# Extracted entries:
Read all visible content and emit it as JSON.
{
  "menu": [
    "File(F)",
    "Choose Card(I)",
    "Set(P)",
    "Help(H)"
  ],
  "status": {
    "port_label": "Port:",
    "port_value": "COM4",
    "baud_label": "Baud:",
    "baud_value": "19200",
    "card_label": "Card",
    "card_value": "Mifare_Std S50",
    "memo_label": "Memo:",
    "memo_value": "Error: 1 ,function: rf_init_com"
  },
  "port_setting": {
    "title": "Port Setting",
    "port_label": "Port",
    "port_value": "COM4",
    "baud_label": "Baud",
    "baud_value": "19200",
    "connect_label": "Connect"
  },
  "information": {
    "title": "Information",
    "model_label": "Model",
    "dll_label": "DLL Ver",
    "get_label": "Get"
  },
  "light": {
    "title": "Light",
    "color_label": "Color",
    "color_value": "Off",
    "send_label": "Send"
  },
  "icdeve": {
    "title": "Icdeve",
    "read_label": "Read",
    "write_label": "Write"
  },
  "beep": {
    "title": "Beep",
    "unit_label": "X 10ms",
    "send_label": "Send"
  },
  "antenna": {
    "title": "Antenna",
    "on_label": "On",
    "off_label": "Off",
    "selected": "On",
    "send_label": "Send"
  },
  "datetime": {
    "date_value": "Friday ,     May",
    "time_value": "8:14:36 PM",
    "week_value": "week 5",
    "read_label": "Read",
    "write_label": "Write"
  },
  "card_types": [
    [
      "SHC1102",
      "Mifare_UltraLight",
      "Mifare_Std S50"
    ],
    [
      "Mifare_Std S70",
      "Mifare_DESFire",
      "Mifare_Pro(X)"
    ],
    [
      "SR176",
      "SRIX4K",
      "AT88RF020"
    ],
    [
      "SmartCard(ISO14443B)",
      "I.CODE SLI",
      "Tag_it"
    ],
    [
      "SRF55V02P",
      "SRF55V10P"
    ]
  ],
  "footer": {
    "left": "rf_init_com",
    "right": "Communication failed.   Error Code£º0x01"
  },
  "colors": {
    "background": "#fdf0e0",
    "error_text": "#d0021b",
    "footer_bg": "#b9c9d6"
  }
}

# What you will do:
Output the listing above word for word.

# Exercise result:
Read all visible content and emit it as JSON.
{
  "menu": [
    "File(F)",
    "Choose Card(I)",
    "Set(P)",
    "Help(H)"
  ],
  "status": {
    "port_label": "Port:",
    "port_value": "COM4",
    "baud_label": "Baud:",
    "baud_value": "19200",
    "card_label": "Card",
    "card_value": "Mifare_Std S50",
    "memo_label": "Memo:",
    "memo_value": "Error: 1 ,function: rf_init_com"
  },
  "port_setting": {
    "title": "Port Setting",
    "port_label": "Port",
    "port_value": "COM4",
    "baud_label": "Baud",
    "baud_value": "19200",
    "connect_label": "Connect"
  },
  "information": {
    "title": "Information",
    "model_label": "Model",
    "dll_label": "DLL Ver",
    "get_label": "Get"
  },
  "light": {
    "title": "Light",
    "color_label": "Color",
    "color_value": "Off",
    "send_label": "Send"
  },
  "icdeve": {
    "title": "Icdeve",
    "read_label": "Read",
    "write_label": "Write"
  },
  "beep": {
    "title": "Beep",
    "unit_label": "X 10ms",
    "send_label": "Send"
  },
  "antenna": {
    "title": "Antenna",
    "on_label": "On",
    "off_label": "Off",
    "selected": "On",
    "send_label": "Send"
  },
  "datetime": {
    "date_value": "Friday ,     May",
    "time_value": "8:14:36 PM",
    "week_value": "week 5",
    "read_label": "Read",
    "write_label": "Write"
  },
  "card_types": [
    [
      "SHC1102",
      "Mifare_UltraLight",
      "Mifare_Std S50"
    ],
    [
      "Mifare_Std S70",
      "Mifare_DESFire",
      "Mifare_Pro(X)"
    ],
    [
      "SR176",
      "SRIX4K",
      "AT88RF020"
    ],
    [
      "SmartCard(ISO14443B)",
      "I.CODE SLI",
      "Tag_it"
    ],
    [
      "SRF55V02P",
      "SRF55V10P"
    ]
  ],
  "footer": {
    "left": "rf_init_com",
    "right": "Communication failed.   Error Code£º0x01"
  },
  "colors": {
    "background": "#fdf0e0",
    "error_text": "#d0021b",
    "footer_bg": "#b9c9d6"
  }
}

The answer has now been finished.